## [Exercise]
For each entry below, output it exactly as it stands.

^^^^^^^^

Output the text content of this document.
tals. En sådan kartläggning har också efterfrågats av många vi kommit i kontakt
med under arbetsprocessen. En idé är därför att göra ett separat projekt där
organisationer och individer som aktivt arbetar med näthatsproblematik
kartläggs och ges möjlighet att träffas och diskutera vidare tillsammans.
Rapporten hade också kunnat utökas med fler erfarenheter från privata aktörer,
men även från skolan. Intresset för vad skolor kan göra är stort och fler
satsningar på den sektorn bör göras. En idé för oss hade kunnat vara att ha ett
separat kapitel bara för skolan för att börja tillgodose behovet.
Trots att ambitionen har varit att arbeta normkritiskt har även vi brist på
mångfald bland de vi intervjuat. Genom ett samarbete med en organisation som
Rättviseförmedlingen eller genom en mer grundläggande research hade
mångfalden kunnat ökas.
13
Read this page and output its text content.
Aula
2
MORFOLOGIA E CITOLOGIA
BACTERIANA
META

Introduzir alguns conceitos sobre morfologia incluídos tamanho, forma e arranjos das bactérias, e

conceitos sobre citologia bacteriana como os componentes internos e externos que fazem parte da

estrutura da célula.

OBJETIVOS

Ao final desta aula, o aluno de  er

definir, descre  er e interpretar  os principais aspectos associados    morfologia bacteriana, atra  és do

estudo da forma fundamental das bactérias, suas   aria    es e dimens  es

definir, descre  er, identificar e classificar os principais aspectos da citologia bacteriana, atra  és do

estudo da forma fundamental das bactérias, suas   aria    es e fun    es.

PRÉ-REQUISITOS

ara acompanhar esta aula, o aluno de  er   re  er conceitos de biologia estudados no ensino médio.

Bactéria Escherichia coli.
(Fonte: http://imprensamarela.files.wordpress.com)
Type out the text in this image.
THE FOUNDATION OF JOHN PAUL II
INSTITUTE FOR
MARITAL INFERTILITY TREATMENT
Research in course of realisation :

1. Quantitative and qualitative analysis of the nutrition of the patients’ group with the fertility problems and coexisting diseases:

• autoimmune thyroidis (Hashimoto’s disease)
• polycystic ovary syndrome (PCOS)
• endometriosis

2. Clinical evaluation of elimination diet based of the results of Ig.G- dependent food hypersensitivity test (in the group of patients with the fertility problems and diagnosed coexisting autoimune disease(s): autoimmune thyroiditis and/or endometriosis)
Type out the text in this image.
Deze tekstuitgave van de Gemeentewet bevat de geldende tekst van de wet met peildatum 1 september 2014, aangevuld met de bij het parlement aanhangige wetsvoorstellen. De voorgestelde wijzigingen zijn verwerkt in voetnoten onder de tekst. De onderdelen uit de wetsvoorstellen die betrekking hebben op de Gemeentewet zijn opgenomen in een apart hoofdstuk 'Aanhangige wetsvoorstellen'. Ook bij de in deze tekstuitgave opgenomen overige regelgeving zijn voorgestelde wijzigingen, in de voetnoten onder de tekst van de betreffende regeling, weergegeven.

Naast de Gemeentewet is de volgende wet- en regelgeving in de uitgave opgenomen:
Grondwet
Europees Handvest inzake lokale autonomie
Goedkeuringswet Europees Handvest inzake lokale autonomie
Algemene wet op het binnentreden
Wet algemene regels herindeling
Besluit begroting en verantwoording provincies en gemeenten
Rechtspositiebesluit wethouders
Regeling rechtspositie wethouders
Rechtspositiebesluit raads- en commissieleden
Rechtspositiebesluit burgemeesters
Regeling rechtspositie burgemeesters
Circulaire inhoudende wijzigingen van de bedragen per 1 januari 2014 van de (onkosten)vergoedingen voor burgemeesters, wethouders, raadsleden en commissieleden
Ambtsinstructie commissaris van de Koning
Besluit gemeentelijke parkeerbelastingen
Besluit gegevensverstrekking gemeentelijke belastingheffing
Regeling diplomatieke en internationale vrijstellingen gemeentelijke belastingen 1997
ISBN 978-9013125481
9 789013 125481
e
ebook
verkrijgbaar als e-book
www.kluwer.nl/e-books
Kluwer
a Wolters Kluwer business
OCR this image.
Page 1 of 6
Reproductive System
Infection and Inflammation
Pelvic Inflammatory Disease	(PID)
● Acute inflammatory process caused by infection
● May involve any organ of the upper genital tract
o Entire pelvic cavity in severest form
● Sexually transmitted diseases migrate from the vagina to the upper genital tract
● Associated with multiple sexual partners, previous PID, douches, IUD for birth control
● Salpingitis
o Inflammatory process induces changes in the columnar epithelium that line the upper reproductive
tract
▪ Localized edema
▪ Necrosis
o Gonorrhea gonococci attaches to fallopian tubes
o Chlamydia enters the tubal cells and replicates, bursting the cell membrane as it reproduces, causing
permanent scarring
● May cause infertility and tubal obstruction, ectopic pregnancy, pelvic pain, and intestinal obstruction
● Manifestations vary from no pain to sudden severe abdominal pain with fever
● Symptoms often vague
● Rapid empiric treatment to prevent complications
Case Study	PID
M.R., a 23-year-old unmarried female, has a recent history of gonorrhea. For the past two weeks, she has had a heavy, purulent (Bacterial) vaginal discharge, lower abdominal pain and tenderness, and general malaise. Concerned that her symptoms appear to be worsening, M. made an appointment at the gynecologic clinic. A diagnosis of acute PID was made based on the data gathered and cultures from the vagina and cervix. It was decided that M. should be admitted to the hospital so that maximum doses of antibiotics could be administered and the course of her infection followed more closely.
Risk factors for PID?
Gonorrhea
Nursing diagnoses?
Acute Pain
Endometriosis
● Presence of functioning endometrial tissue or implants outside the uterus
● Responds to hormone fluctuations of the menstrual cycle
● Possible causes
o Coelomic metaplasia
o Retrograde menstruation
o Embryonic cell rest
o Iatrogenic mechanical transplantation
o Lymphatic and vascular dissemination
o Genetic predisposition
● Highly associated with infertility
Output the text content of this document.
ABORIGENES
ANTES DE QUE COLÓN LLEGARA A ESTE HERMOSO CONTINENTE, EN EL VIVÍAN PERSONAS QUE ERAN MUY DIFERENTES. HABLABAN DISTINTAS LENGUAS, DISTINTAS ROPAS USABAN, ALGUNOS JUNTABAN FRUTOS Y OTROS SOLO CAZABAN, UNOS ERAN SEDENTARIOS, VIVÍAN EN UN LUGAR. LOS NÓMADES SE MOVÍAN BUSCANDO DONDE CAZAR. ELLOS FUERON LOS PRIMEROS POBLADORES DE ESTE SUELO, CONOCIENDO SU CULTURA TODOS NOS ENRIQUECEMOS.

^^^^^^^^

## [Written answer]
Output the text content of this document.
tals. En sådan kartläggning har också efterfrågats av många vi kommit i kontakt
med under arbetsprocessen. En idé är därför att göra ett separat projekt där
organisationer och individer som aktivt arbetar med näthatsproblematik
kartläggs och ges möjlighet att träffas och diskutera vidare tillsammans.
Rapporten hade också kunnat utökas med fler erfarenheter från privata aktörer,
men även från skolan. Intresset för vad skolor kan göra är stort och fler
satsningar på den sektorn bör göras. En idé för oss hade kunnat vara att ha ett
separat kapitel bara för skolan för att börja tillgodose behovet.
Trots att ambitionen har varit att arbeta normkritiskt har även vi brist på
mångfald bland de vi intervjuat. Genom ett samarbete med en organisation som
Rättviseförmedlingen eller genom en mer grundläggande research hade
mångfalden kunnat ökas.
13
Read this page and output its text content.
Aula
2
MORFOLOGIA E CITOLOGIA
BACTERIANA
META

Introduzir alguns conceitos sobre morfologia incluídos tamanho, forma e arranjos das bactérias, e

conceitos sobre citologia bacteriana como os componentes internos e externos que fazem parte da

estrutura da célula.

OBJETIVOS

Ao final desta aula, o aluno de  er

definir, descre  er e interpretar  os principais aspectos associados    morfologia bacteriana, atra  és do

estudo da forma fundamental das bactérias, suas   aria    es e dimens  es

definir, descre  er, identificar e classificar os principais aspectos da citologia bacteriana, atra  és do

estudo da forma fundamental das bactérias, suas   aria    es e fun    es.

PRÉ-REQUISITOS

ara acompanhar esta aula, o aluno de  er   re  er conceitos de biologia estudados no ensino médio.

Bactéria Escherichia coli.
(Fonte: http://imprensamarela.files.wordpress.com)
Type out the text in this image.
THE FOUNDATION OF JOHN PAUL II
INSTITUTE FOR
MARITAL INFERTILITY TREATMENT
Research in course of realisation :

1. Quantitative and qualitative analysis of the nutrition of the patients’ group with the fertility problems and coexisting diseases:

• autoimmune thyroidis (Hashimoto’s disease)
• polycystic ovary syndrome (PCOS)
• endometriosis

2. Clinical evaluation of elimination diet based of the results of Ig.G- dependent food hypersensitivity test (in the group of patients with the fertility problems and diagnosed coexisting autoimune disease(s): autoimmune thyroiditis and/or endometriosis)
Type out the text in this image.
Deze tekstuitgave van de Gemeentewet bevat de geldende tekst van de wet met peildatum 1 september 2014, aangevuld met de bij het parlement aanhangige wetsvoorstellen. De voorgestelde wijzigingen zijn verwerkt in voetnoten onder de tekst. De onderdelen uit de wetsvoorstellen die betrekking hebben op de Gemeentewet zijn opgenomen in een apart hoofdstuk 'Aanhangige wetsvoorstellen'. Ook bij de in deze tekstuitgave opgenomen overige regelgeving zijn voorgestelde wijzigingen, in de voetnoten onder de tekst van de betreffende regeling, weergegeven.

Naast de Gemeentewet is de volgende wet- en regelgeving in de uitgave opgenomen:
Grondwet
Europees Handvest inzake lokale autonomie
Goedkeuringswet Europees Handvest inzake lokale autonomie
Algemene wet op het binnentreden
Wet algemene regels herindeling
Besluit begroting en verantwoording provincies en gemeenten
Rechtspositiebesluit wethouders
Regeling rechtspositie wethouders
Rechtspositiebesluit raads- en commissieleden
Rechtspositiebesluit burgemeesters
Regeling rechtspositie burgemeesters
Circulaire inhoudende wijzigingen van de bedragen per 1 januari 2014 van de (onkosten)vergoedingen voor burgemeesters, wethouders, raadsleden en commissieleden
Ambtsinstructie commissaris van de Koning
Besluit gemeentelijke parkeerbelastingen
Besluit gegevensverstrekking gemeentelijke belastingheffing
Regeling diplomatieke en internationale vrijstellingen gemeentelijke belastingen 1997
ISBN 978-9013125481
9 789013 125481
e
ebook
verkrijgbaar als e-book
www.kluwer.nl/e-books
Kluwer
a Wolters Kluwer business
OCR this image.
Page 1 of 6
Reproductive System
Infection and Inflammation
Pelvic Inflammatory Disease	(PID)
● Acute inflammatory process caused by infection
● May involve any organ of the upper genital tract
o Entire pelvic cavity in severest form
● Sexually transmitted diseases migrate from the vagina to the upper genital tract
● Associated with multiple sexual partners, previous PID, douches, IUD for birth control
● Salpingitis
o Inflammatory process induces changes in the columnar epithelium that line the upper reproductive
tract
▪ Localized edema
▪ Necrosis
o Gonorrhea gonococci attaches to fallopian tubes
o Chlamydia enters the tubal cells and replicates, bursting the cell membrane as it reproduces, causing
permanent scarring
● May cause infertility and tubal obstruction, ectopic pregnancy, pelvic pain, and intestinal obstruction
● Manifestations vary from no pain to sudden severe abdominal pain with fever
● Symptoms often vague
● Rapid empiric treatment to prevent complications
Case Study	PID
M.R., a 23-year-old unmarried female, has a recent history of gonorrhea. For the past two weeks, she has had a heavy, purulent (Bacterial) vaginal discharge, lower abdominal pain and tenderness, and general malaise. Concerned that her symptoms appear to be worsening, M. made an appointment at the gynecologic clinic. A diagnosis of acute PID was made based on the data gathered and cultures from the vagina and cervix. It was decided that M. should be admitted to the hospital so that maximum doses of antibiotics could be administered and the course of her infection followed more closely.
Risk factors for PID?
Gonorrhea
Nursing diagnoses?
Acute Pain
Endometriosis
● Presence of functioning endometrial tissue or implants outside the uterus
● Responds to hormone fluctuations of the menstrual cycle
● Possible causes
o Coelomic metaplasia
o Retrograde menstruation
o Embryonic cell rest
o Iatrogenic mechanical transplantation
o Lymphatic and vascular dissemination
o Genetic predisposition
● Highly associated with infertility
Output the text content of this document.
ABORIGENES
ANTES DE QUE COLÓN LLEGARA A ESTE HERMOSO CONTINENTE, EN EL VIVÍAN PERSONAS QUE ERAN MUY DIFERENTES. HABLABAN DISTINTAS LENGUAS, DISTINTAS ROPAS USABAN, ALGUNOS JUNTABAN FRUTOS Y OTROS SOLO CAZABAN, UNOS ERAN SEDENTARIOS, VIVÍAN EN UN LUGAR. LOS NÓMADES SE MOVÍAN BUSCANDO DONDE CAZAR. ELLOS FUERON LOS PRIMEROS POBLADORES DE ESTE SUELO, CONOCIENDO SU CULTURA TODOS NOS ENRIQUECEMOS.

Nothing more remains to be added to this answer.